= The exercise =
In the entries below, count the lines holding "weekly". Reply with the number only.

= Data to use =
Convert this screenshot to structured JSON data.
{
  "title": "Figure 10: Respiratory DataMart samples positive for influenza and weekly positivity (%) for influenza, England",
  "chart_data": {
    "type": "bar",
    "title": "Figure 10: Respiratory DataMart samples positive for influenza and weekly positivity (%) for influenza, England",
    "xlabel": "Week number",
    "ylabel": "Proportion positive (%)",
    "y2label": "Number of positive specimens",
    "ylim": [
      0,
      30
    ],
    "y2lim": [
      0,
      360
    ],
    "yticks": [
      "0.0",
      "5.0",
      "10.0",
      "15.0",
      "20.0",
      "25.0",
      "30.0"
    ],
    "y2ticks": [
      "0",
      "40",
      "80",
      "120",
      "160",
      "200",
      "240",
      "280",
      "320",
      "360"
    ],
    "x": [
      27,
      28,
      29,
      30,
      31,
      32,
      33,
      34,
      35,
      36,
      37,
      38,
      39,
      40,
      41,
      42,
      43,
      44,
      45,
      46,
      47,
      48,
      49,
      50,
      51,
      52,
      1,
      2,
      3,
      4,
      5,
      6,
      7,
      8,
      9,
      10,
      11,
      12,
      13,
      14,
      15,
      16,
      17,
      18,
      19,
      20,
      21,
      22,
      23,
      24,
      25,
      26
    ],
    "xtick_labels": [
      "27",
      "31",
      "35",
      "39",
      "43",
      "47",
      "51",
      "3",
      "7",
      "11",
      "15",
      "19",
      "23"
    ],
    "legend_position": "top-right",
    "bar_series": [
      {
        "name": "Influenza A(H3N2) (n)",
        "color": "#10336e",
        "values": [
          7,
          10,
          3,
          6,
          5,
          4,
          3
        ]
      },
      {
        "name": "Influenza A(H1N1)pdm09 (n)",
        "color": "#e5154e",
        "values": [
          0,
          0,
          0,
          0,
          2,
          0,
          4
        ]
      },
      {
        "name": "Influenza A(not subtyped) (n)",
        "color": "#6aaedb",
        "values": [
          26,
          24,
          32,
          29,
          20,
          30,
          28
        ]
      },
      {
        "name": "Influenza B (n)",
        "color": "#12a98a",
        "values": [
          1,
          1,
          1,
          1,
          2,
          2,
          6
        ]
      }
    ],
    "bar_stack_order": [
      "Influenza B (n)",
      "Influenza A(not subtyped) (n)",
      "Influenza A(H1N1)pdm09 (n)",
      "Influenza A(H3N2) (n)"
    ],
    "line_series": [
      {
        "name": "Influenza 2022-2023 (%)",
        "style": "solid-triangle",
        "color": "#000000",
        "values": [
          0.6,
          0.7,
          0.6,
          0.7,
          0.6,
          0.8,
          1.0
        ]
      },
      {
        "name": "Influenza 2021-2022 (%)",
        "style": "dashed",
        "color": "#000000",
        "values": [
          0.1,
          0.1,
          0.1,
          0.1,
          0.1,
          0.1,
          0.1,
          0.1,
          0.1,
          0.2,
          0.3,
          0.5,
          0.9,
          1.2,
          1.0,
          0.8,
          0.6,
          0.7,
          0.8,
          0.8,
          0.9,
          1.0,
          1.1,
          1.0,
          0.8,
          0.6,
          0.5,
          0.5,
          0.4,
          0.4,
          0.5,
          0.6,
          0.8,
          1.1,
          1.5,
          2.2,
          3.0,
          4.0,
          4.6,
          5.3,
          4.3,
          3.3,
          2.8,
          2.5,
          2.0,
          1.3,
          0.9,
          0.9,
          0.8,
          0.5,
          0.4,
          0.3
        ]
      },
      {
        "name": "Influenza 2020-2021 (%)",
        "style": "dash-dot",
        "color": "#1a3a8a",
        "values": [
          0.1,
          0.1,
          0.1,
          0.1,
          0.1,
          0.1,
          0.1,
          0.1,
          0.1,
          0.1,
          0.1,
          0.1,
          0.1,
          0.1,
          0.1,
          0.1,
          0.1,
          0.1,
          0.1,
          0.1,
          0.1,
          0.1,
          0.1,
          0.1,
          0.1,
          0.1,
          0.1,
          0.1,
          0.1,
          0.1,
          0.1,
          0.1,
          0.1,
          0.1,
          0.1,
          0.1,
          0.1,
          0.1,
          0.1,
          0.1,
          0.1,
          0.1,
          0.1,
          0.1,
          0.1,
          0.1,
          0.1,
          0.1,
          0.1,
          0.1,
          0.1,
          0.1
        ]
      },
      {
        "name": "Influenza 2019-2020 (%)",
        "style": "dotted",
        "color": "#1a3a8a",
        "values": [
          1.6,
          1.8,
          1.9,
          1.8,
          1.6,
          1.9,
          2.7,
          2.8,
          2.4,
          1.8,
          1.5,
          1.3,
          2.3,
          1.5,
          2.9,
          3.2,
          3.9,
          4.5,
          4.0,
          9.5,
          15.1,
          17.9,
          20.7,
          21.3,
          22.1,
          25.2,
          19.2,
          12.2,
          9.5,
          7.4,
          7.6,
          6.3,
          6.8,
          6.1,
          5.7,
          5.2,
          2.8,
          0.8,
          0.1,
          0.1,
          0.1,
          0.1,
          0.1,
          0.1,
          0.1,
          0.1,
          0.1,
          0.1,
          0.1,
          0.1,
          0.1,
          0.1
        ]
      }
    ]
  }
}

= Answer for the task =
2